GOAL
Count how many lines below contain the word "bound", then give that number alone.

Dataset rows:
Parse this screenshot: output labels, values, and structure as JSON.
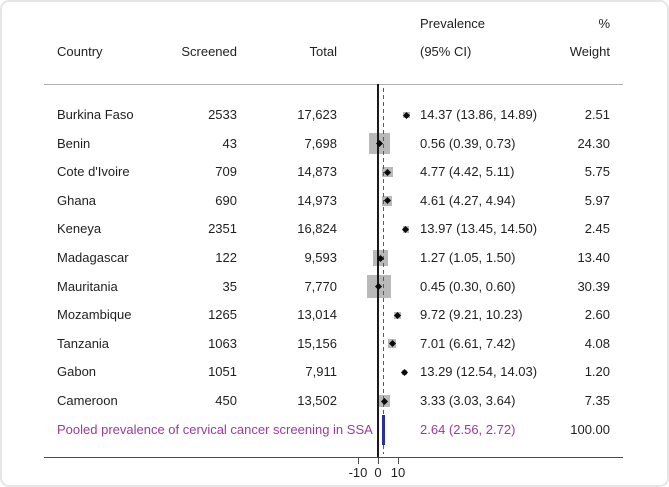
{
  "chart_data": {
    "type": "forest",
    "description": "Forest plot of pooled prevalence of cervical cancer screening in sub-Saharan Africa (SSA)",
    "columns": {
      "country": "Country",
      "screened": "Screened",
      "total": "Total",
      "prevalence_line1": "Prevalence",
      "prevalence_line2": "(95% CI)",
      "weight_line1": "%",
      "weight_line2": "Weight"
    },
    "rows": [
      {
        "country": "Burkina Faso",
        "screened": "2533",
        "total": "17,623",
        "estimate": 14.37,
        "ci_low": 13.86,
        "ci_high": 14.89,
        "prevalence_label": "14.37 (13.86, 14.89)",
        "weight": 2.51,
        "weight_label": "2.51"
      },
      {
        "country": "Benin",
        "screened": "43",
        "total": "7,698",
        "estimate": 0.56,
        "ci_low": 0.39,
        "ci_high": 0.73,
        "prevalence_label": "0.56 (0.39, 0.73)",
        "weight": 24.3,
        "weight_label": "24.30"
      },
      {
        "country": "Cote d'Ivoire",
        "screened": "709",
        "total": "14,873",
        "estimate": 4.77,
        "ci_low": 4.42,
        "ci_high": 5.11,
        "prevalence_label": "4.77 (4.42, 5.11)",
        "weight": 5.75,
        "weight_label": "5.75"
      },
      {
        "country": "Ghana",
        "screened": "690",
        "total": "14,973",
        "estimate": 4.61,
        "ci_low": 4.27,
        "ci_high": 4.94,
        "prevalence_label": "4.61 (4.27, 4.94)",
        "weight": 5.97,
        "weight_label": "5.97"
      },
      {
        "country": "Keneya",
        "screened": "2351",
        "total": "16,824",
        "estimate": 13.97,
        "ci_low": 13.45,
        "ci_high": 14.5,
        "prevalence_label": "13.97 (13.45, 14.50)",
        "weight": 2.45,
        "weight_label": "2.45"
      },
      {
        "country": "Madagascar",
        "screened": "122",
        "total": "9,593",
        "estimate": 1.27,
        "ci_low": 1.05,
        "ci_high": 1.5,
        "prevalence_label": "1.27 (1.05, 1.50)",
        "weight": 13.4,
        "weight_label": "13.40"
      },
      {
        "country": "Mauritania",
        "screened": "35",
        "total": "7,770",
        "estimate": 0.45,
        "ci_low": 0.3,
        "ci_high": 0.6,
        "prevalence_label": "0.45 (0.30, 0.60)",
        "weight": 30.39,
        "weight_label": "30.39"
      },
      {
        "country": "Mozambique",
        "screened": "1265",
        "total": "13,014",
        "estimate": 9.72,
        "ci_low": 9.21,
        "ci_high": 10.23,
        "prevalence_label": "9.72 (9.21, 10.23)",
        "weight": 2.6,
        "weight_label": "2.60"
      },
      {
        "country": "Tanzania",
        "screened": "1063",
        "total": "15,156",
        "estimate": 7.01,
        "ci_low": 6.61,
        "ci_high": 7.42,
        "prevalence_label": "7.01 (6.61, 7.42)",
        "weight": 4.08,
        "weight_label": "4.08"
      },
      {
        "country": "Gabon",
        "screened": "1051",
        "total": "7,911",
        "estimate": 13.29,
        "ci_low": 12.54,
        "ci_high": 14.03,
        "prevalence_label": "13.29 (12.54, 14.03)",
        "weight": 1.2,
        "weight_label": "1.20"
      },
      {
        "country": "Cameroon",
        "screened": "450",
        "total": "13,502",
        "estimate": 3.33,
        "ci_low": 3.03,
        "ci_high": 3.64,
        "prevalence_label": "3.33 (3.03, 3.64)",
        "weight": 7.35,
        "weight_label": "7.35"
      }
    ],
    "pooled": {
      "label": "Pooled prevalence of cervical cancer screening in SSA",
      "estimate": 2.64,
      "ci_low": 2.56,
      "ci_high": 2.72,
      "prevalence_label": "2.64 (2.56, 2.72)",
      "weight_label": "100.00"
    },
    "axis": {
      "ticks": [
        -10,
        0,
        10
      ],
      "tick_labels": [
        "-10",
        "0",
        "10"
      ],
      "zero_reference": 0
    },
    "layout_hints": {
      "grid": false,
      "legend": "none",
      "null_line": "solid black at 0",
      "pooled_line": "dashed at pooled estimate"
    },
    "colors": {
      "marker_square": "#b9b9b9",
      "marker_diamond": "#0a0a0a",
      "zero_line": "#1a1a1a",
      "pooled_dashed_line": "#a03c40",
      "pooled_bar": "#2b2f9e",
      "pooled_text": "#9b3a9e",
      "rule_top": "#b2b2b2",
      "rule_bottom": "#4d4d4d",
      "text": "#1f1f1f"
    }
  }
}
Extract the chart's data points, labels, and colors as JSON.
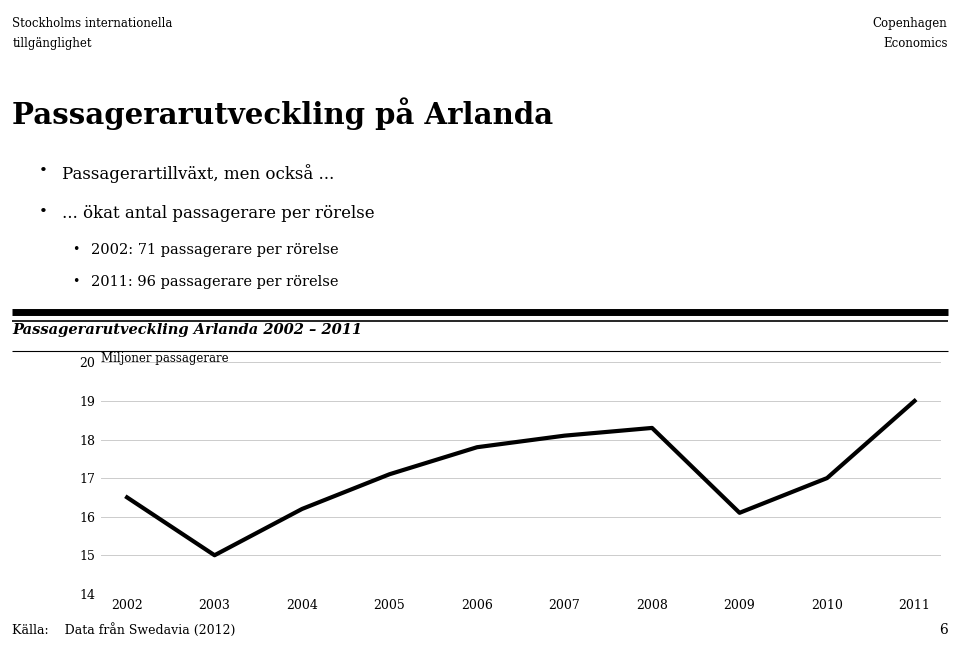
{
  "title_main": "Passagerarutveckling på Arlanda",
  "bullet1": "Passagerartillväxt, men också ...",
  "bullet2": "... ökat antal passagerare per rörelse",
  "sub_bullet1": "2002: 71 passagerare per rörelse",
  "sub_bullet2": "2011: 96 passagerare per rörelse",
  "chart_title": "Passagerarutveckling Arlanda 2002 – 2011",
  "ylabel": "Miljoner passagerare",
  "source": "Källa:    Data från Swedavia (2012)",
  "header_left1": "Stockholms internationella",
  "header_left2": "tillgänglighet",
  "header_right1": "Copenhagen",
  "header_right2": "Economics",
  "years": [
    2002,
    2003,
    2004,
    2005,
    2006,
    2007,
    2008,
    2009,
    2010,
    2011
  ],
  "values": [
    16.5,
    15.0,
    16.2,
    17.1,
    17.8,
    18.1,
    18.3,
    16.1,
    17.0,
    19.0
  ],
  "ylim": [
    14,
    20
  ],
  "yticks": [
    14,
    15,
    16,
    17,
    18,
    19,
    20
  ],
  "line_color": "#000000",
  "line_width": 3.0,
  "bg_color": "#ffffff",
  "grid_color": "#cccccc",
  "tick_fontsize": 9,
  "page_number": "6"
}
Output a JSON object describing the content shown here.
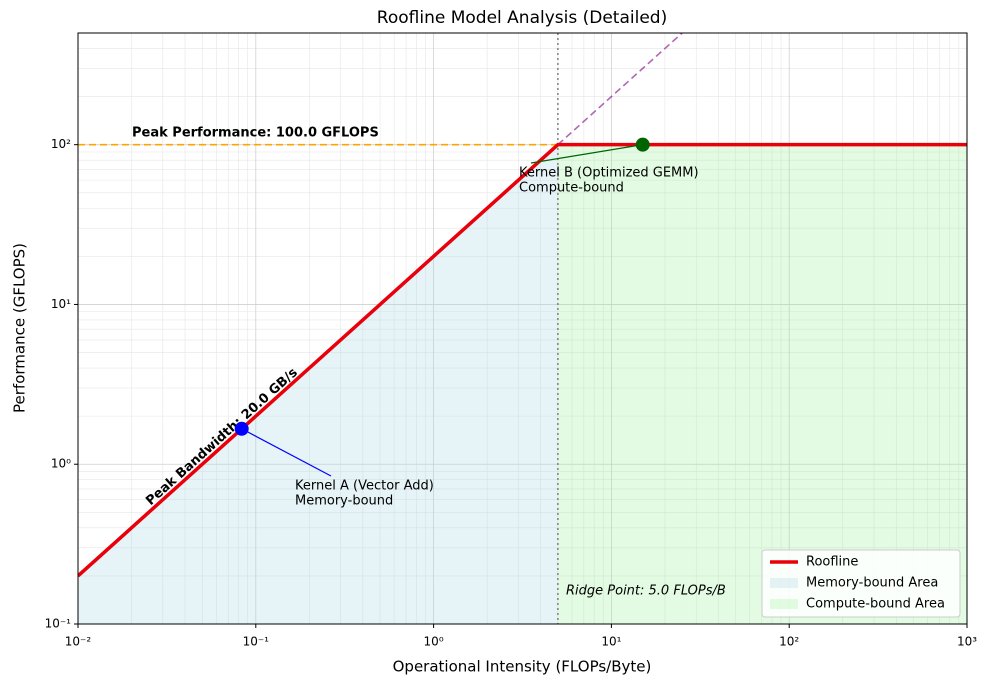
{
  "chart_data": {
    "type": "roofline",
    "title": "Roofline Model Analysis (Detailed)",
    "x_label": "Operational Intensity (FLOPs/Byte)",
    "y_label": "Performance (GFLOPS)",
    "log_x": true,
    "log_y": true,
    "grid": true,
    "minor_grid": true,
    "legend_loc": "lower right",
    "xlim": [
      0.01,
      1000
    ],
    "xticks": [
      {
        "value": 0.01,
        "label": "10⁻²"
      },
      {
        "value": 0.1,
        "label": "10⁻¹"
      },
      {
        "value": 1,
        "label": "10⁰"
      },
      {
        "value": 10,
        "label": "10¹"
      },
      {
        "value": 100,
        "label": "10²"
      },
      {
        "value": 1000,
        "label": "10³"
      }
    ],
    "ylim": [
      0.1,
      500
    ],
    "yticks": [
      {
        "value": 0.1,
        "label": "10⁻¹"
      },
      {
        "value": 1,
        "label": "10⁰"
      },
      {
        "value": 10,
        "label": "10¹"
      },
      {
        "value": 100,
        "label": "10²"
      }
    ],
    "series": [
      {
        "name": "Roofline",
        "color": "#e8000b",
        "x": [
          0.01,
          5,
          1000
        ],
        "values": [
          0.2,
          100,
          100
        ]
      }
    ],
    "areas": [
      {
        "name": "Memory-bound Area",
        "color": "#add8e6"
      },
      {
        "name": "Compute-bound Area",
        "color": "#90ee90"
      }
    ],
    "peak_performance": 100,
    "peak_performance_label": "Peak Performance: 100.0 GFLOPS",
    "peak_performance_color": "#ffa500",
    "peak_bandwidth": 20,
    "peak_bandwidth_label": "Peak Bandwidth: 20.0 GB/s",
    "peak_bandwidth_color": "#800080",
    "ridge_point": 5,
    "ridge_label": "Ridge Point: 5.0 FLOPs/B",
    "points": [
      {
        "name": "Kernel A (Vector Add)",
        "label": "Memory-bound",
        "x": 0.0833,
        "y": 1.667,
        "color": "#0000ff"
      },
      {
        "name": "Kernel B (Optimized GEMM)",
        "label": "Compute-bound",
        "x": 15,
        "y": 100,
        "color": "#006400"
      }
    ]
  }
}
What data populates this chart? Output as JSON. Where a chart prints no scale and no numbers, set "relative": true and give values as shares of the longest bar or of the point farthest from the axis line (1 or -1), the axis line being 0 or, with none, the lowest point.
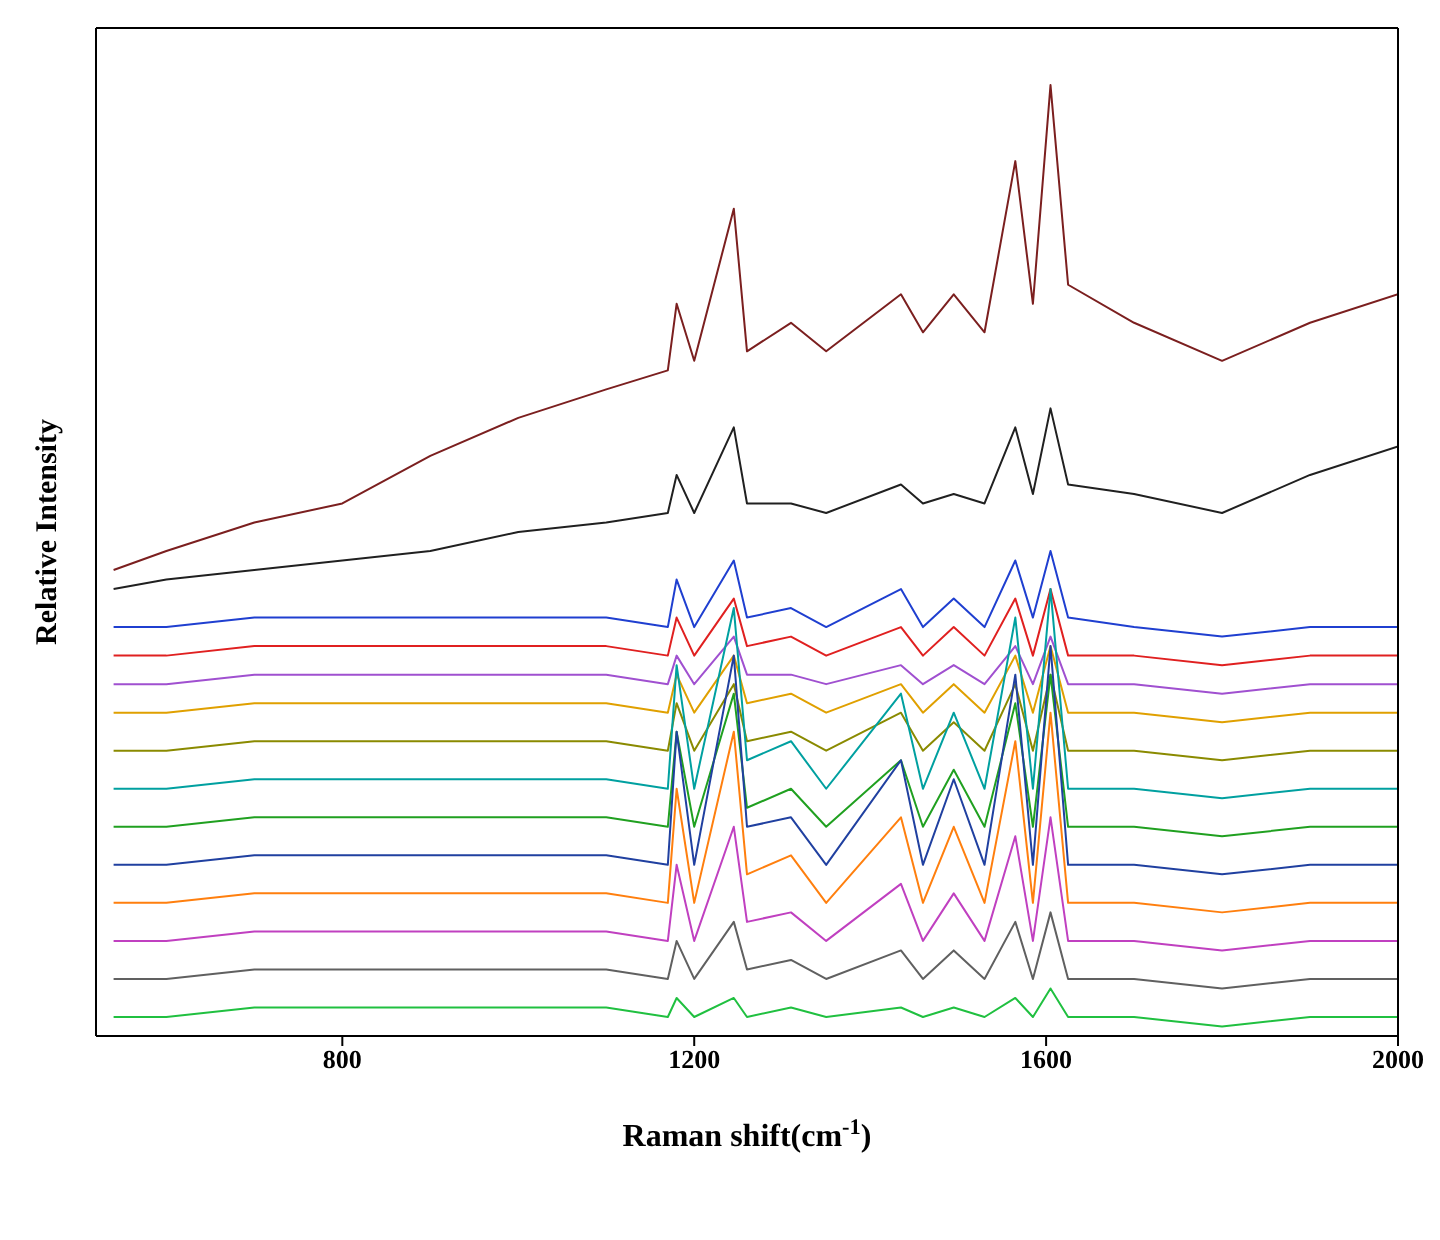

RESPONSE FOR THIS EXERCISE
4